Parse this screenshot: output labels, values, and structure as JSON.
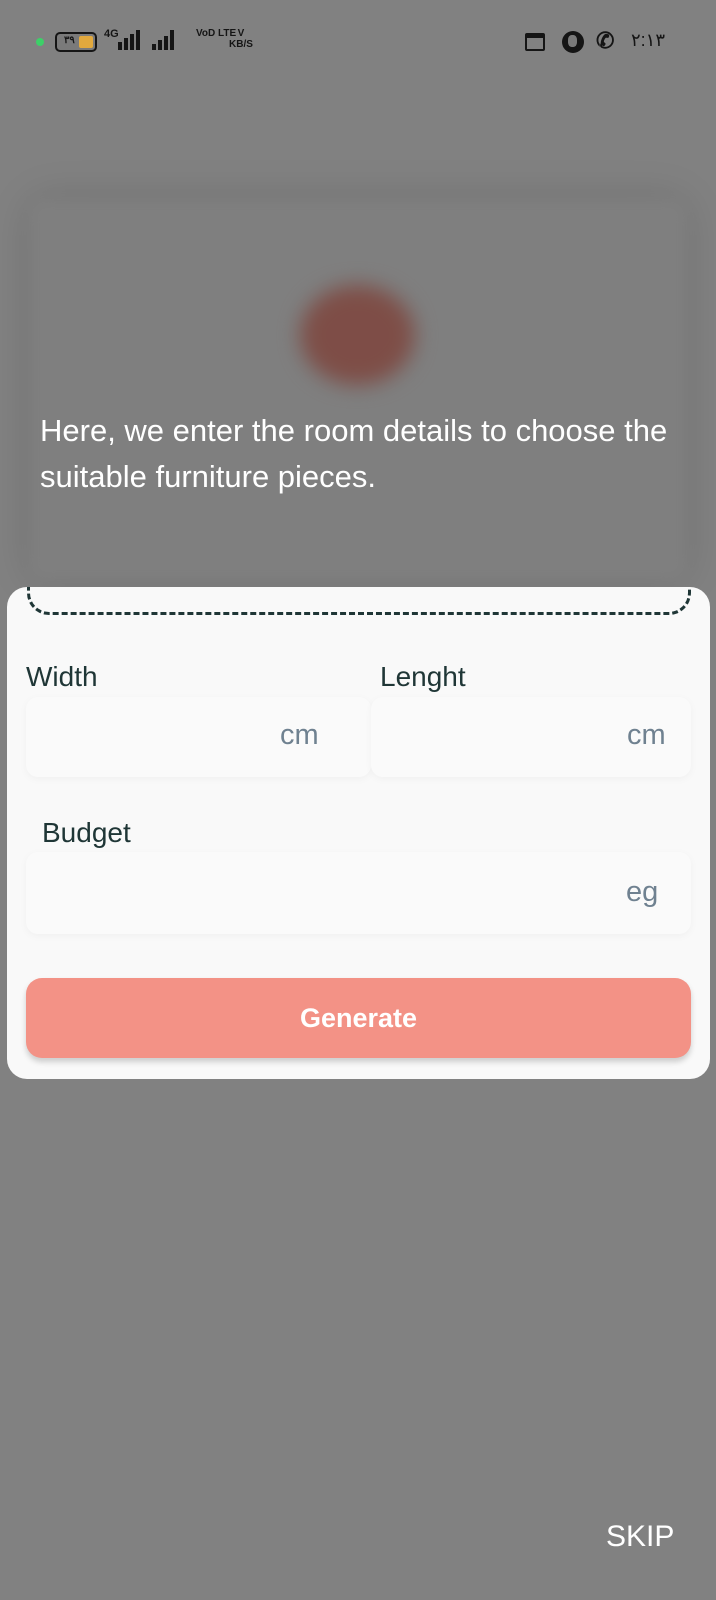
{
  "status_bar": {
    "battery": "٣٩",
    "network": "4G",
    "volte": "VoD LTE",
    "speed_value": "V",
    "speed_unit": "KB/S",
    "time": "٢:١٣"
  },
  "tutorial": {
    "text": "Here, we enter the room details to choose the suitable furniture pieces.",
    "skip_label": "SKIP"
  },
  "form": {
    "width_label": "Width",
    "width_unit": "cm",
    "length_label": "Lenght",
    "length_unit": "cm",
    "budget_label": "Budget",
    "budget_unit": "eg",
    "generate_label": "Generate"
  },
  "colors": {
    "accent": "#f39286",
    "label_text": "#1f3636",
    "unit_text": "#6f8190"
  }
}
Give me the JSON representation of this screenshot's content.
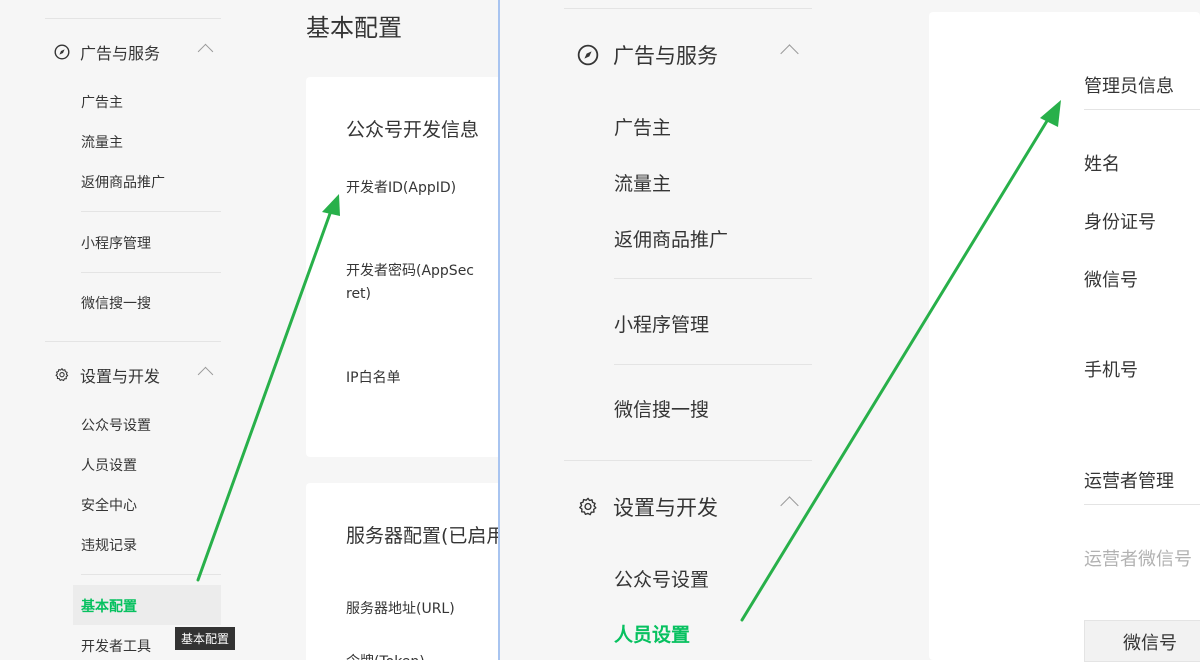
{
  "left": {
    "sidebar": {
      "ad_section": "广告与服务",
      "ad_items": [
        "广告主",
        "流量主",
        "返佣商品推广"
      ],
      "miniprogram": "小程序管理",
      "search": "微信搜一搜",
      "dev_section": "设置与开发",
      "dev_items": [
        "公众号设置",
        "人员设置",
        "安全中心",
        "违规记录"
      ],
      "active_item": "基本配置",
      "dev_tools": "开发者工具"
    },
    "page_title": "基本配置",
    "card1": {
      "title": "公众号开发信息",
      "fields": [
        "开发者ID(AppID)",
        "开发者密码(AppSec\nret)",
        "IP白名单"
      ]
    },
    "card2": {
      "title": "服务器配置(已启用",
      "fields": [
        "服务器地址(URL)",
        "令牌(Token)"
      ]
    },
    "tooltip": "基本配置"
  },
  "right": {
    "sidebar": {
      "ad_section": "广告与服务",
      "ad_items": [
        "广告主",
        "流量主",
        "返佣商品推广"
      ],
      "miniprogram": "小程序管理",
      "search": "微信搜一搜",
      "dev_section": "设置与开发",
      "dev_items": [
        "公众号设置"
      ],
      "active_item": "人员设置"
    },
    "admin": {
      "title": "管理员信息",
      "fields": [
        "姓名",
        "身份证号",
        "微信号",
        "手机号"
      ]
    },
    "operator": {
      "title": "运营者管理",
      "wechat_label": "运营者微信号",
      "table_header": "微信号"
    }
  },
  "colors": {
    "accent": "#07c160",
    "arrow": "#28b04a"
  },
  "icons": [
    "compass-icon",
    "gear-icon",
    "chevron-up-icon"
  ]
}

------------------------------------------------------------------------

_Task statement_
Retype all the records shown above, character for character. Omit every picture.

_Task output_
Parse this screenshot: output labels, values, and structure as JSON.
{
  "status_bar": {
    "battery": "٣٩",
    "network": "4G",
    "volte": "VoD LTE",
    "speed_value": "V",
    "speed_unit": "KB/S",
    "time": "٢:١٣"
  },
  "tutorial": {
    "text": "Here, we enter the room details to choose the suitable furniture pieces.",
    "skip_label": "SKIP"
  },
  "form": {
    "width_label": "Width",
    "width_unit": "cm",
    "length_label": "Lenght",
    "length_unit": "cm",
    "budget_label": "Budget",
    "budget_unit": "eg",
    "generate_label": "Generate"
  },
  "colors": {
    "accent": "#f39286",
    "label_text": "#1f3636",
    "unit_text": "#6f8190"
  }
}
Give me the JSON representation of this screenshot's content.
{
  "left": {
    "sidebar": {
      "ad_section": "广告与服务",
      "ad_items": [
        "广告主",
        "流量主",
        "返佣商品推广"
      ],
      "miniprogram": "小程序管理",
      "search": "微信搜一搜",
      "dev_section": "设置与开发",
      "dev_items": [
        "公众号设置",
        "人员设置",
        "安全中心",
        "违规记录"
      ],
      "active_item": "基本配置",
      "dev_tools": "开发者工具"
    },
    "page_title": "基本配置",
    "card1": {
      "title": "公众号开发信息",
      "fields": [
        "开发者ID(AppID)",
        "开发者密码(AppSec\nret)",
        "IP白名单"
      ]
    },
    "card2": {
      "title": "服务器配置(已启用",
      "fields": [
        "服务器地址(URL)",
        "令牌(Token)"
      ]
    },
    "tooltip": "基本配置"
  },
  "right": {
    "sidebar": {
      "ad_section": "广告与服务",
      "ad_items": [
        "广告主",
        "流量主",
        "返佣商品推广"
      ],
      "miniprogram": "小程序管理",
      "search": "微信搜一搜",
      "dev_section": "设置与开发",
      "dev_items": [
        "公众号设置"
      ],
      "active_item": "人员设置"
    },
    "admin": {
      "title": "管理员信息",
      "fields": [
        "姓名",
        "身份证号",
        "微信号",
        "手机号"
      ]
    },
    "operator": {
      "title": "运营者管理",
      "wechat_label": "运营者微信号",
      "table_header": "微信号"
    }
  },
  "colors": {
    "accent": "#07c160",
    "arrow": "#28b04a"
  },
  "icons": [
    "compass-icon",
    "gear-icon",
    "chevron-up-icon"
  ]
}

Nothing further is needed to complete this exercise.